Task goal: Extract each record and reproduce it exactly.

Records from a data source
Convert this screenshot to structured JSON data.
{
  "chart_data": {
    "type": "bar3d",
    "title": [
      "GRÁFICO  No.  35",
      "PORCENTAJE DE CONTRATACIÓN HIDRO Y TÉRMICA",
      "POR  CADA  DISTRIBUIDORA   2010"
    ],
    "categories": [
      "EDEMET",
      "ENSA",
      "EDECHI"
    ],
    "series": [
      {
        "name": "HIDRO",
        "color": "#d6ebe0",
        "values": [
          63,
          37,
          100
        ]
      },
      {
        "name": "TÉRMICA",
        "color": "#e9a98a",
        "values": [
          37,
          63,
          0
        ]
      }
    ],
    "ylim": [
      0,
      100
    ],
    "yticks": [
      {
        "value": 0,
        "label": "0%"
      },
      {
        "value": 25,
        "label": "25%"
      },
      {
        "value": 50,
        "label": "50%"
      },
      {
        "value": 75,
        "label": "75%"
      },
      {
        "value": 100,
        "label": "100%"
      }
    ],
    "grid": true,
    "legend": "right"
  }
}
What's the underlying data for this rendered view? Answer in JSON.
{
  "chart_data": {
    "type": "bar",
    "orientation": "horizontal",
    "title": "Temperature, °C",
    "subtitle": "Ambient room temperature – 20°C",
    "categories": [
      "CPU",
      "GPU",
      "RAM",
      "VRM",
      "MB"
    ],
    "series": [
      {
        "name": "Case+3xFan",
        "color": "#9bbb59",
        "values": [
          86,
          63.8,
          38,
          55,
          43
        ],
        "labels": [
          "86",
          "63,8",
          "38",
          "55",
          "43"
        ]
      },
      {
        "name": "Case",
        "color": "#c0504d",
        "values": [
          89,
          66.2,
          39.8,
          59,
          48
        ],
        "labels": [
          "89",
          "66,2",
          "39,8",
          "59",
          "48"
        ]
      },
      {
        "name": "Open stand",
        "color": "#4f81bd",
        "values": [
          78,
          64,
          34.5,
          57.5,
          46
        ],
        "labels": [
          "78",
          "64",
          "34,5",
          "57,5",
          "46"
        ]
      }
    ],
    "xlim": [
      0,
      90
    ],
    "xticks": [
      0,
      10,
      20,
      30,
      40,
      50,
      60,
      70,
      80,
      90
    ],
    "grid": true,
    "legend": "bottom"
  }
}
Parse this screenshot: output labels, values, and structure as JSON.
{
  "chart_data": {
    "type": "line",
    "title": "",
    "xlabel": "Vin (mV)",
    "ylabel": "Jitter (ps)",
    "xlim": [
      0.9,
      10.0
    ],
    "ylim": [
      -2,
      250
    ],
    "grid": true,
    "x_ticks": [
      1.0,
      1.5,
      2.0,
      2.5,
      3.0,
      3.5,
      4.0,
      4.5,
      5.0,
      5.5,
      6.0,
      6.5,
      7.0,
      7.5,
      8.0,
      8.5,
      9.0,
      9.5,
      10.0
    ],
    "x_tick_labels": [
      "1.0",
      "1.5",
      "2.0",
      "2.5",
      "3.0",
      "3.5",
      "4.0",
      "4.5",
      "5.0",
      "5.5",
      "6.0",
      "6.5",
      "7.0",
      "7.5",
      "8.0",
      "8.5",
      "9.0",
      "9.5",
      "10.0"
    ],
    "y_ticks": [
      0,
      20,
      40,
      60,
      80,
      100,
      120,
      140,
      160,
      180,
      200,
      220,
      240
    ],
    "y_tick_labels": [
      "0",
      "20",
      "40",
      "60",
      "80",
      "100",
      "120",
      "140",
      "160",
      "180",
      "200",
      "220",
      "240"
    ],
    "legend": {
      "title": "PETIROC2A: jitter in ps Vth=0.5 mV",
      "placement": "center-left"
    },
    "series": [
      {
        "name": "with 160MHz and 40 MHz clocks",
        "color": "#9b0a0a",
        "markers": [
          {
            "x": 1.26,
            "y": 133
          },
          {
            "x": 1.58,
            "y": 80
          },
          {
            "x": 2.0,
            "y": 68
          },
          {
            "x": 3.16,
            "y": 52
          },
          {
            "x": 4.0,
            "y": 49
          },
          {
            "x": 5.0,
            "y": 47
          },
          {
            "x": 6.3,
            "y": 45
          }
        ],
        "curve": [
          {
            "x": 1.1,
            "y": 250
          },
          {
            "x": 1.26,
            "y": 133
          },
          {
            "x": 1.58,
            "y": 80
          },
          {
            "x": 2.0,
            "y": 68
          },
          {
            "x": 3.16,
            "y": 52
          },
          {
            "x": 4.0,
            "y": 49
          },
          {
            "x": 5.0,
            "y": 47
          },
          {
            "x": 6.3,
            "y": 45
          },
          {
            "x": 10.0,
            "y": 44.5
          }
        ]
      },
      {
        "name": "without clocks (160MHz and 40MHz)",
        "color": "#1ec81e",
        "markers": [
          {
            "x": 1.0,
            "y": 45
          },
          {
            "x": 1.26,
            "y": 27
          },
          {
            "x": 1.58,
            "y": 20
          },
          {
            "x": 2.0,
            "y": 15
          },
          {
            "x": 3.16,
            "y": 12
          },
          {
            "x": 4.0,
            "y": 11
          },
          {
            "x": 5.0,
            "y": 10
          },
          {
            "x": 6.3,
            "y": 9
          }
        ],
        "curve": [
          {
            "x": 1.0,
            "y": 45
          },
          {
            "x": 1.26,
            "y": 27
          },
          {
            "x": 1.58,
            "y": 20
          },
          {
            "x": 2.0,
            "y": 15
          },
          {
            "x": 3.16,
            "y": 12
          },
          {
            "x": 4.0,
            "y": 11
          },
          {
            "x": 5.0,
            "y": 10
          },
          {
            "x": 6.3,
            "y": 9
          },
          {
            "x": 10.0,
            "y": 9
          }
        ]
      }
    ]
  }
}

Task output:
Convert this screenshot to structured JSON data.
{
  "chart_data": {
    "type": "bar3d",
    "title": [
      "GRÁFICO  No.  35",
      "PORCENTAJE DE CONTRATACIÓN HIDRO Y TÉRMICA",
      "POR  CADA  DISTRIBUIDORA   2010"
    ],
    "categories": [
      "EDEMET",
      "ENSA",
      "EDECHI"
    ],
    "series": [
      {
        "name": "HIDRO",
        "color": "#d6ebe0",
        "values": [
          63,
          37,
          100
        ]
      },
      {
        "name": "TÉRMICA",
        "color": "#e9a98a",
        "values": [
          37,
          63,
          0
        ]
      }
    ],
    "ylim": [
      0,
      100
    ],
    "yticks": [
      {
        "value": 0,
        "label": "0%"
      },
      {
        "value": 25,
        "label": "25%"
      },
      {
        "value": 50,
        "label": "50%"
      },
      {
        "value": 75,
        "label": "75%"
      },
      {
        "value": 100,
        "label": "100%"
      }
    ],
    "grid": true,
    "legend": "right"
  }
}
What's the underlying data for this rendered view? Answer in JSON.
{
  "chart_data": {
    "type": "bar",
    "orientation": "horizontal",
    "title": "Temperature, °C",
    "subtitle": "Ambient room temperature – 20°C",
    "categories": [
      "CPU",
      "GPU",
      "RAM",
      "VRM",
      "MB"
    ],
    "series": [
      {
        "name": "Case+3xFan",
        "color": "#9bbb59",
        "values": [
          86,
          63.8,
          38,
          55,
          43
        ],
        "labels": [
          "86",
          "63,8",
          "38",
          "55",
          "43"
        ]
      },
      {
        "name": "Case",
        "color": "#c0504d",
        "values": [
          89,
          66.2,
          39.8,
          59,
          48
        ],
        "labels": [
          "89",
          "66,2",
          "39,8",
          "59",
          "48"
        ]
      },
      {
        "name": "Open stand",
        "color": "#4f81bd",
        "values": [
          78,
          64,
          34.5,
          57.5,
          46
        ],
        "labels": [
          "78",
          "64",
          "34,5",
          "57,5",
          "46"
        ]
      }
    ],
    "xlim": [
      0,
      90
    ],
    "xticks": [
      0,
      10,
      20,
      30,
      40,
      50,
      60,
      70,
      80,
      90
    ],
    "grid": true,
    "legend": "bottom"
  }
}
Parse this screenshot: output labels, values, and structure as JSON.
{
  "chart_data": {
    "type": "line",
    "title": "",
    "xlabel": "Vin (mV)",
    "ylabel": "Jitter (ps)",
    "xlim": [
      0.9,
      10.0
    ],
    "ylim": [
      -2,
      250
    ],
    "grid": true,
    "x_ticks": [
      1.0,
      1.5,
      2.0,
      2.5,
      3.0,
      3.5,
      4.0,
      4.5,
      5.0,
      5.5,
      6.0,
      6.5,
      7.0,
      7.5,
      8.0,
      8.5,
      9.0,
      9.5,
      10.0
    ],
    "x_tick_labels": [
      "1.0",
      "1.5",
      "2.0",
      "2.5",
      "3.0",
      "3.5",
      "4.0",
      "4.5",
      "5.0",
      "5.5",
      "6.0",
      "6.5",
      "7.0",
      "7.5",
      "8.0",
      "8.5",
      "9.0",
      "9.5",
      "10.0"
    ],
    "y_ticks": [
      0,
      20,
      40,
      60,
      80,
      100,
      120,
      140,
      160,
      180,
      200,
      220,
      240
    ],
    "y_tick_labels": [
      "0",
      "20",
      "40",
      "60",
      "80",
      "100",
      "120",
      "140",
      "160",
      "180",
      "200",
      "220",
      "240"
    ],
    "legend": {
      "title": "PETIROC2A: jitter in ps Vth=0.5 mV",
      "placement": "center-left"
    },
    "series": [
      {
        "name": "with 160MHz and 40 MHz clocks",
        "color": "#9b0a0a",
        "markers": [
          {
            "x": 1.26,
            "y": 133
          },
          {
            "x": 1.58,
            "y": 80
          },
          {
            "x": 2.0,
            "y": 68
          },
          {
            "x": 3.16,
            "y": 52
          },
          {
            "x": 4.0,
            "y": 49
          },
          {
            "x": 5.0,
            "y": 47
          },
          {
            "x": 6.3,
            "y": 45
          }
        ],
        "curve": [
          {
            "x": 1.1,
            "y": 250
          },
          {
            "x": 1.26,
            "y": 133
          },
          {
            "x": 1.58,
            "y": 80
          },
          {
            "x": 2.0,
            "y": 68
          },
          {
            "x": 3.16,
            "y": 52
          },
          {
            "x": 4.0,
            "y": 49
          },
          {
            "x": 5.0,
            "y": 47
          },
          {
            "x": 6.3,
            "y": 45
          },
          {
            "x": 10.0,
            "y": 44.5
          }
        ]
      },
      {
        "name": "without clocks (160MHz and 40MHz)",
        "color": "#1ec81e",
        "markers": [
          {
            "x": 1.0,
            "y": 45
          },
          {
            "x": 1.26,
            "y": 27
          },
          {
            "x": 1.58,
            "y": 20
          },
          {
            "x": 2.0,
            "y": 15
          },
          {
            "x": 3.16,
            "y": 12
          },
          {
            "x": 4.0,
            "y": 11
          },
          {
            "x": 5.0,
            "y": 10
          },
          {
            "x": 6.3,
            "y": 9
          }
        ],
        "curve": [
          {
            "x": 1.0,
            "y": 45
          },
          {
            "x": 1.26,
            "y": 27
          },
          {
            "x": 1.58,
            "y": 20
          },
          {
            "x": 2.0,
            "y": 15
          },
          {
            "x": 3.16,
            "y": 12
          },
          {
            "x": 4.0,
            "y": 11
          },
          {
            "x": 5.0,
            "y": 10
          },
          {
            "x": 6.3,
            "y": 9
          },
          {
            "x": 10.0,
            "y": 9
          }
        ]
      }
    ]
  }
}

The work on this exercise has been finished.